#### [THE EXERCISE]
Write out the entire listing below exactly, with the pictures left out.

(Saved entries)
====================

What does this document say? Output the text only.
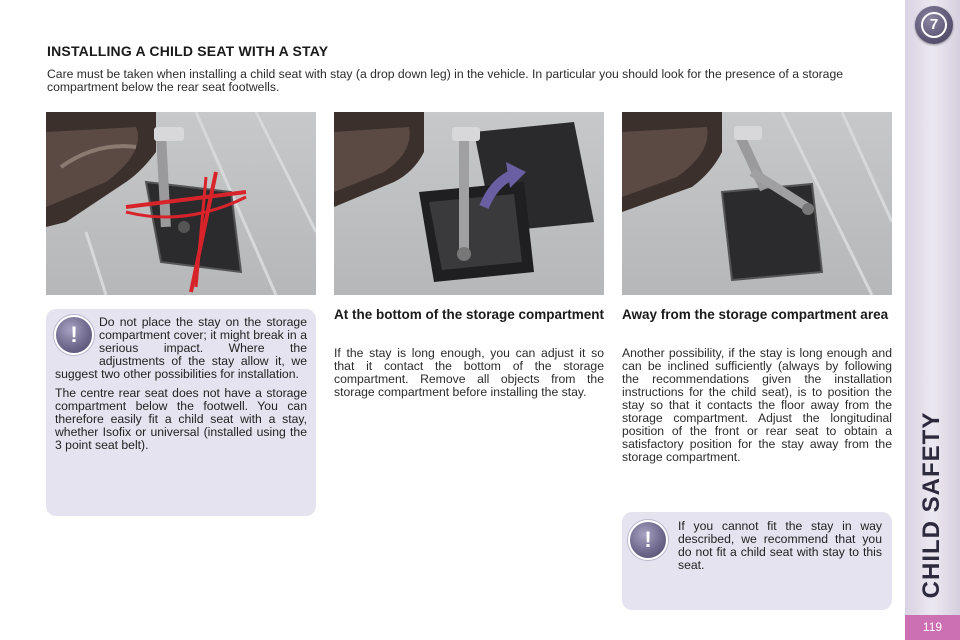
7
CHILD SAFETY
119
INSTALLING A CHILD SEAT WITH A STAY
Care must be taken when installing a child seat with stay (a drop down leg) in the vehicle. In particular you should look for the presence of a storage compartment below the rear seat footwells.
!	Do not place the stay on the storage compartment cover; it might break in a serious impact. Where the adjustments of the stay allow it, we suggest two other possibilities for installation.

The centre rear seat does not have a storage compartment below the footwell. You can therefore easily fit a child seat with a stay, whether Isofix or universal (installed using the 3 point seat belt).

At the bottom of the storage compartment
If the stay is long enough, you can adjust it so that it contact the bottom of the storage compartment. Remove all objects from the storage compartment before installing the stay.
Away from the storage compartment area
Another possibility, if the stay is long enough and can be inclined sufficiently (always by following the recommendations given the installation instructions for the child seat), is to position the stay so that it contacts the floor away from the storage compartment. Adjust the longitudinal position of the front or rear seat to obtain a satisfactory position for the stay away from the storage compartment.
!
If you cannot fit the stay in way described, we recommend that you do not fit a child seat with stay to this seat.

====================

#### [EXERCISE ANSWER]
What does this document say? Output the text only.
7
CHILD SAFETY
119
INSTALLING A CHILD SEAT WITH A STAY
Care must be taken when installing a child seat with stay (a drop down leg) in the vehicle. In particular you should look for the presence of a storage compartment below the rear seat footwells.
!	Do not place the stay on the storage compartment cover; it might break in a serious impact. Where the adjustments of the stay allow it, we suggest two other possibilities for installation.

The centre rear seat does not have a storage compartment below the footwell. You can therefore easily fit a child seat with a stay, whether Isofix or universal (installed using the 3 point seat belt).

At the bottom of the storage compartment
If the stay is long enough, you can adjust it so that it contact the bottom of the storage compartment. Remove all objects from the storage compartment before installing the stay.
Away from the storage compartment area
Another possibility, if the stay is long enough and can be inclined sufficiently (always by following the recommendations given the installation instructions for the child seat), is to position the stay so that it contacts the floor away from the storage compartment. Adjust the longitudinal position of the front or rear seat to obtain a satisfactory position for the stay away from the storage compartment.
!
If you cannot fit the stay in way described, we recommend that you do not fit a child seat with stay to this seat.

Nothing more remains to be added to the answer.